**Short task**
Work through the records below and tally every line containing "production". Reply with the total alone.

BEGIN Recorded information

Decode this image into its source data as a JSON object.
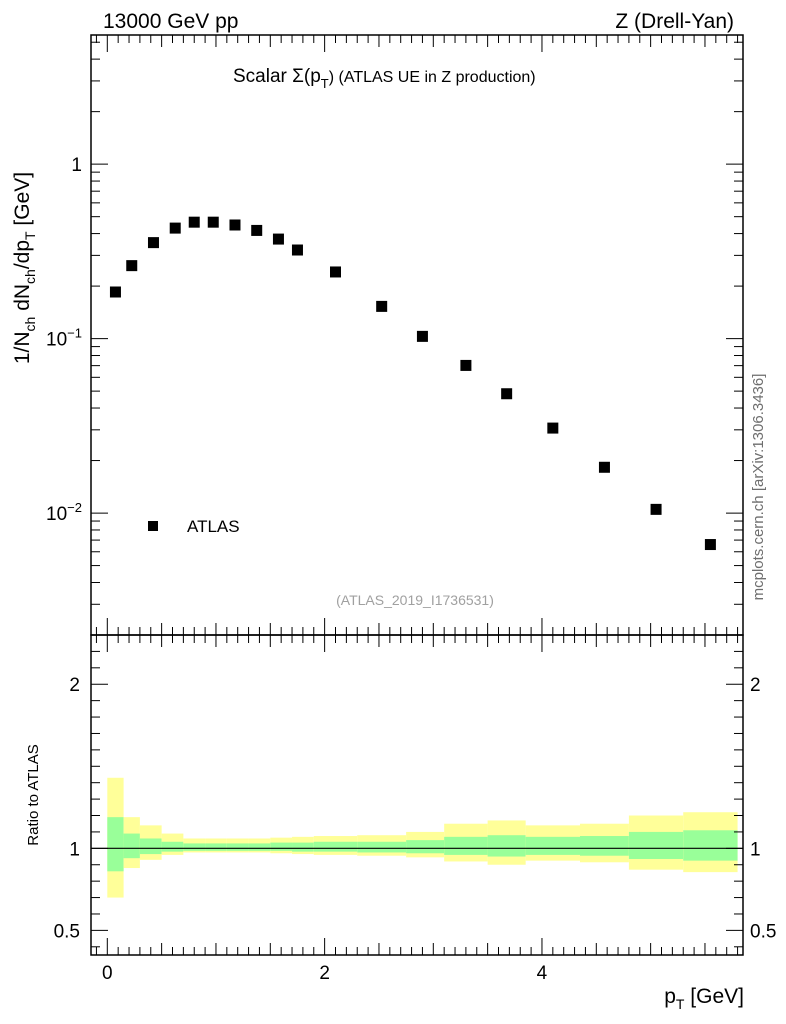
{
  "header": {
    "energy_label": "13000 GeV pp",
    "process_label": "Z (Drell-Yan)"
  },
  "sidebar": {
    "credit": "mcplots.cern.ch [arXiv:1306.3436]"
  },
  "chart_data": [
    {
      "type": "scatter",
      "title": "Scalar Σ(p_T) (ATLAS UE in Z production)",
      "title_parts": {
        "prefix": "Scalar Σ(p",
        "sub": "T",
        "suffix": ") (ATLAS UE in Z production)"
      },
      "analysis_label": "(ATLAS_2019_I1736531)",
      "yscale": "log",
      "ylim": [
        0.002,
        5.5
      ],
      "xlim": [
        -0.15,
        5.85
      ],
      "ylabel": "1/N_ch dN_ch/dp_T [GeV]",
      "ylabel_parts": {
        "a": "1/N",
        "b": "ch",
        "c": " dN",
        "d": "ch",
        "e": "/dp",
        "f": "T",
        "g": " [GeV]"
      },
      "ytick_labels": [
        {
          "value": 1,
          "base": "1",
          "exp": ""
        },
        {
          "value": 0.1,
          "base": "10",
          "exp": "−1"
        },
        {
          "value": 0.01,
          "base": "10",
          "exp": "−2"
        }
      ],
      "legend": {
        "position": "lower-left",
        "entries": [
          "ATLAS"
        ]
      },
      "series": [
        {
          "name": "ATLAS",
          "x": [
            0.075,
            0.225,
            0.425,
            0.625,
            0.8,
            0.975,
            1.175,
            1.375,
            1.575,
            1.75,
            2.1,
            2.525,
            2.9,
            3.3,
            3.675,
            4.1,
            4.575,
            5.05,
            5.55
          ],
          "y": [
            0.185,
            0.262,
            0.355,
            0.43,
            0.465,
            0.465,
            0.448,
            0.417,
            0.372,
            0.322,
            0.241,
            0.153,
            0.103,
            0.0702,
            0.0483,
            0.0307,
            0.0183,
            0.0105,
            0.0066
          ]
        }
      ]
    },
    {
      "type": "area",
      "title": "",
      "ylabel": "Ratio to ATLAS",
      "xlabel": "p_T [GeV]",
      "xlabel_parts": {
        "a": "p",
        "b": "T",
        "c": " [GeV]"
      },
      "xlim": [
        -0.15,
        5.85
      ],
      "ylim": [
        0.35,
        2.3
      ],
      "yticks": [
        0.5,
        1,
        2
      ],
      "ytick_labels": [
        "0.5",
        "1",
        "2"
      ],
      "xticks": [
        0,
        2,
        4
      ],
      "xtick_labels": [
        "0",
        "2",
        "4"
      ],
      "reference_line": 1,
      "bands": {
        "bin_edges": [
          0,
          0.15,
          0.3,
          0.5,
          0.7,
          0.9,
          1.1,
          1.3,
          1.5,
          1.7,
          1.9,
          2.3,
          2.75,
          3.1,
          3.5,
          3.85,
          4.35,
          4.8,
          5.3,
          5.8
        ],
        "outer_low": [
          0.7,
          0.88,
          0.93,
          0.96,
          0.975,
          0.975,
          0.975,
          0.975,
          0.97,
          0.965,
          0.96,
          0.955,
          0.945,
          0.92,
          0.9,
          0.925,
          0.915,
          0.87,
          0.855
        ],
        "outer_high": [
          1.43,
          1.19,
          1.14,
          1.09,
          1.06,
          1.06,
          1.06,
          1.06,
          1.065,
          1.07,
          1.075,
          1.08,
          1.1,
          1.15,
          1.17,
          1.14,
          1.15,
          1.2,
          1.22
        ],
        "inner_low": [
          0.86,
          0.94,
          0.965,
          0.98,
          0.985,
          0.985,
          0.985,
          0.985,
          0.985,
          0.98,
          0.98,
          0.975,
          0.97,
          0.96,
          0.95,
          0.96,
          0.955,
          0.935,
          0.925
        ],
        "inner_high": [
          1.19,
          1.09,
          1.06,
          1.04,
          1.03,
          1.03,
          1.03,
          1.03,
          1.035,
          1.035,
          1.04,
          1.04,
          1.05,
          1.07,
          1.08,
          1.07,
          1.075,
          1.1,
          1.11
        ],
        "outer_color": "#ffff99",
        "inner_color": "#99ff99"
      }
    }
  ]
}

END Recorded information
BEGIN Recorded information

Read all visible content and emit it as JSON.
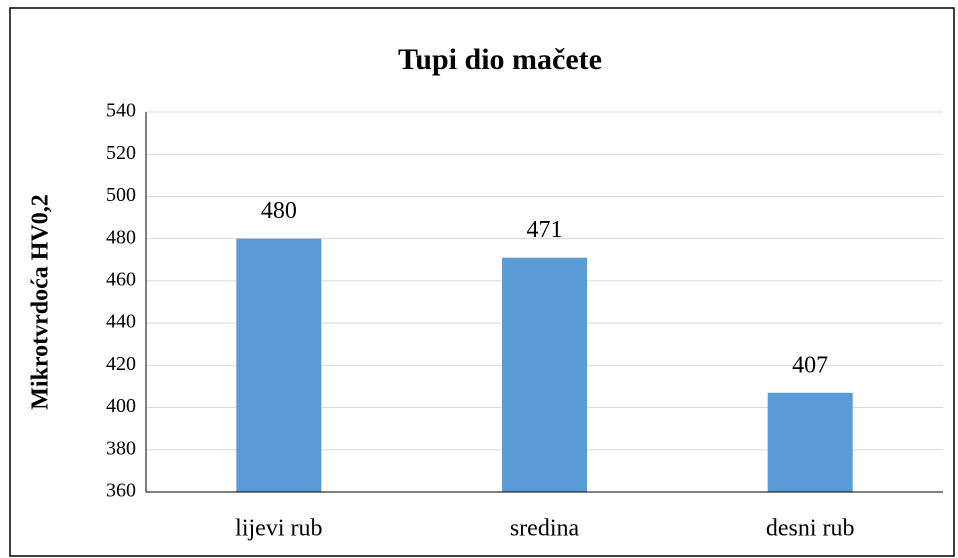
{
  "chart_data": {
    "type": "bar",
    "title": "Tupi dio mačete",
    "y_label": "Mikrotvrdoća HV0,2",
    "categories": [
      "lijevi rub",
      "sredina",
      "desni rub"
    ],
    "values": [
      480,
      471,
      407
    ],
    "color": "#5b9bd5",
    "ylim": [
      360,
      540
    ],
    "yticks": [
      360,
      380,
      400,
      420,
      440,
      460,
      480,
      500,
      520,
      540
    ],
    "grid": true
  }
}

END Recorded information

**Answer to this problem**
2